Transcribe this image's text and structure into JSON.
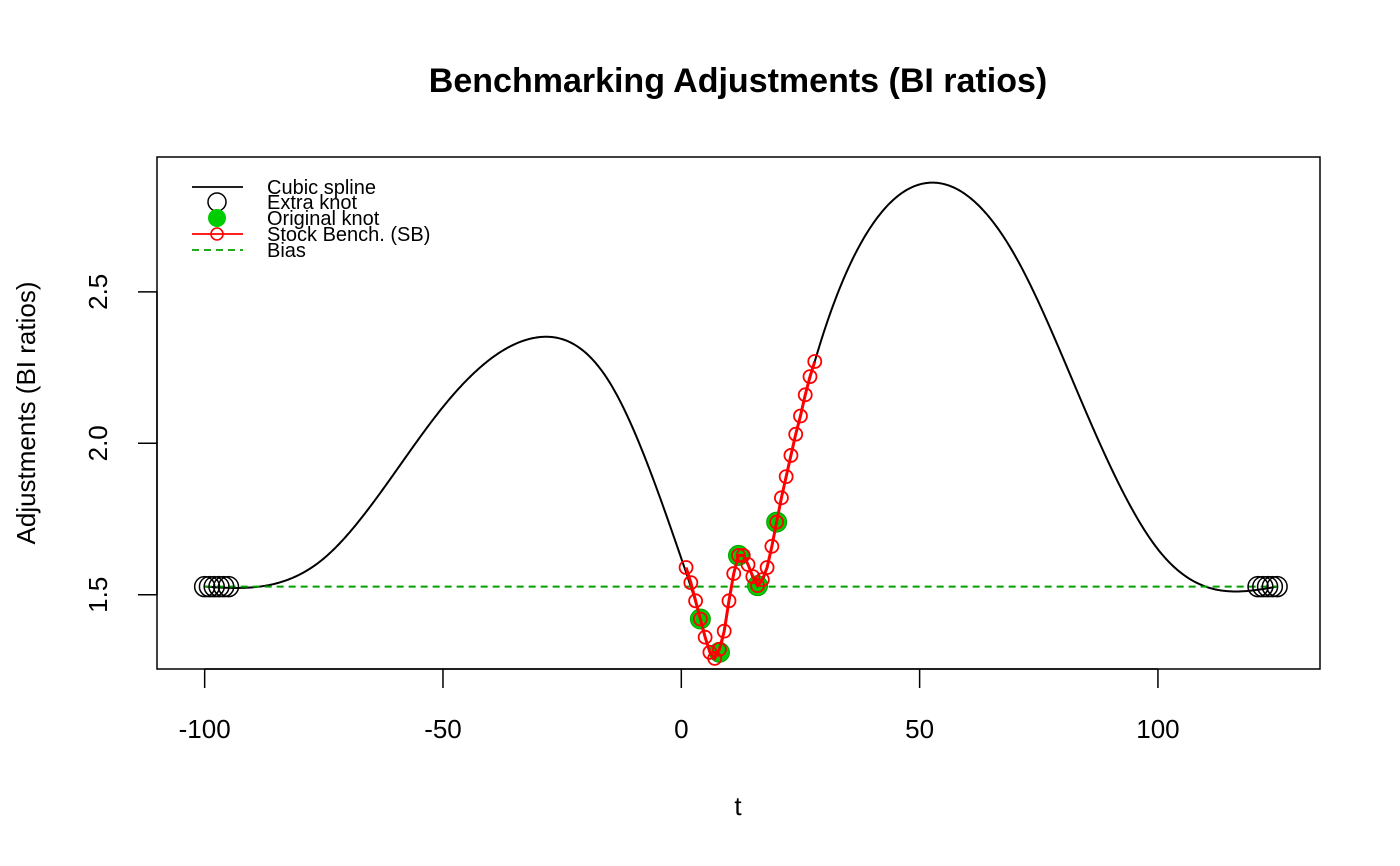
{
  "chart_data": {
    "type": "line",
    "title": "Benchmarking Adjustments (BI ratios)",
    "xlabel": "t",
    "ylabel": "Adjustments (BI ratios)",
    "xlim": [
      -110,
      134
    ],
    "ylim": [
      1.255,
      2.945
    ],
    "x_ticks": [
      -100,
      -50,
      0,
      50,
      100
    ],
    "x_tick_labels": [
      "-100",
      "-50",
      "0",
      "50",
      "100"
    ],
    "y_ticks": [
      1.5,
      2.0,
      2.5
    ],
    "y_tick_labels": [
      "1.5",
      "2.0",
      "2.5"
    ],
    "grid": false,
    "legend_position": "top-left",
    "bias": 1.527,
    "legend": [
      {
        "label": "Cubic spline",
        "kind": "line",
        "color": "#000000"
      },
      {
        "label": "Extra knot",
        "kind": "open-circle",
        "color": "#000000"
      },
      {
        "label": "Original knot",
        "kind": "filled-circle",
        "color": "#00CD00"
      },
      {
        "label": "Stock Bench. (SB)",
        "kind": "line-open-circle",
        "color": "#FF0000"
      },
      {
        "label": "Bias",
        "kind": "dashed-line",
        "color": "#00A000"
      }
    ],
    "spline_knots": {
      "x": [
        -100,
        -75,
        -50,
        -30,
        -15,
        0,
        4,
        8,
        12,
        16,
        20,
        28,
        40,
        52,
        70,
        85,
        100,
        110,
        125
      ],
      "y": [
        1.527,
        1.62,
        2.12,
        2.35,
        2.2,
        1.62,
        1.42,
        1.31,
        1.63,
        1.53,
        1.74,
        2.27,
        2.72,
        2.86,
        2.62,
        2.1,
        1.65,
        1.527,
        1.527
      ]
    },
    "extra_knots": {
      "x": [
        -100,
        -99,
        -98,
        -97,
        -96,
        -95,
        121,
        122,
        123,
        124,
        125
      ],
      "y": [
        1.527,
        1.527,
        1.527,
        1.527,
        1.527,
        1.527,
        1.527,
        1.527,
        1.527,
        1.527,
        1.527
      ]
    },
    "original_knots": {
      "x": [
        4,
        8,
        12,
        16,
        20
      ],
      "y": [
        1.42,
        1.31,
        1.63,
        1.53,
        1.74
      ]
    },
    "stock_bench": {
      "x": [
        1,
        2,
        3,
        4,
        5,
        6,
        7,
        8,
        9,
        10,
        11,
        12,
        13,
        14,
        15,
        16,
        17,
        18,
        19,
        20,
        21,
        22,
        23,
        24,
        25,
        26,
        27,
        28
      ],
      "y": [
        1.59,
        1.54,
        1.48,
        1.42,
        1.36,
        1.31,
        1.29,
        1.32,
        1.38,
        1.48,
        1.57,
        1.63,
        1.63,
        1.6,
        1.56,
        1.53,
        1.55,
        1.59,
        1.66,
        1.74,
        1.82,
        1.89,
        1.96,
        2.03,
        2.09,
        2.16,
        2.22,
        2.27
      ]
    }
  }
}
+++
● Written request
Take the records above and transcribe them exactly, dropping every picture.

● Output of the exercise
Transcribe this image's text and structure into JSON.
{
  "chart_data": {
    "type": "line",
    "title": "Benchmarking Adjustments (BI ratios)",
    "xlabel": "t",
    "ylabel": "Adjustments (BI ratios)",
    "xlim": [
      -110,
      134
    ],
    "ylim": [
      1.255,
      2.945
    ],
    "x_ticks": [
      -100,
      -50,
      0,
      50,
      100
    ],
    "x_tick_labels": [
      "-100",
      "-50",
      "0",
      "50",
      "100"
    ],
    "y_ticks": [
      1.5,
      2.0,
      2.5
    ],
    "y_tick_labels": [
      "1.5",
      "2.0",
      "2.5"
    ],
    "grid": false,
    "legend_position": "top-left",
    "bias": 1.527,
    "legend": [
      {
        "label": "Cubic spline",
        "kind": "line",
        "color": "#000000"
      },
      {
        "label": "Extra knot",
        "kind": "open-circle",
        "color": "#000000"
      },
      {
        "label": "Original knot",
        "kind": "filled-circle",
        "color": "#00CD00"
      },
      {
        "label": "Stock Bench. (SB)",
        "kind": "line-open-circle",
        "color": "#FF0000"
      },
      {
        "label": "Bias",
        "kind": "dashed-line",
        "color": "#00A000"
      }
    ],
    "spline_knots": {
      "x": [
        -100,
        -75,
        -50,
        -30,
        -15,
        0,
        4,
        8,
        12,
        16,
        20,
        28,
        40,
        52,
        70,
        85,
        100,
        110,
        125
      ],
      "y": [
        1.527,
        1.62,
        2.12,
        2.35,
        2.2,
        1.62,
        1.42,
        1.31,
        1.63,
        1.53,
        1.74,
        2.27,
        2.72,
        2.86,
        2.62,
        2.1,
        1.65,
        1.527,
        1.527
      ]
    },
    "extra_knots": {
      "x": [
        -100,
        -99,
        -98,
        -97,
        -96,
        -95,
        121,
        122,
        123,
        124,
        125
      ],
      "y": [
        1.527,
        1.527,
        1.527,
        1.527,
        1.527,
        1.527,
        1.527,
        1.527,
        1.527,
        1.527,
        1.527
      ]
    },
    "original_knots": {
      "x": [
        4,
        8,
        12,
        16,
        20
      ],
      "y": [
        1.42,
        1.31,
        1.63,
        1.53,
        1.74
      ]
    },
    "stock_bench": {
      "x": [
        1,
        2,
        3,
        4,
        5,
        6,
        7,
        8,
        9,
        10,
        11,
        12,
        13,
        14,
        15,
        16,
        17,
        18,
        19,
        20,
        21,
        22,
        23,
        24,
        25,
        26,
        27,
        28
      ],
      "y": [
        1.59,
        1.54,
        1.48,
        1.42,
        1.36,
        1.31,
        1.29,
        1.32,
        1.38,
        1.48,
        1.57,
        1.63,
        1.63,
        1.6,
        1.56,
        1.53,
        1.55,
        1.59,
        1.66,
        1.74,
        1.82,
        1.89,
        1.96,
        2.03,
        2.09,
        2.16,
        2.22,
        2.27
      ]
    }
  }
}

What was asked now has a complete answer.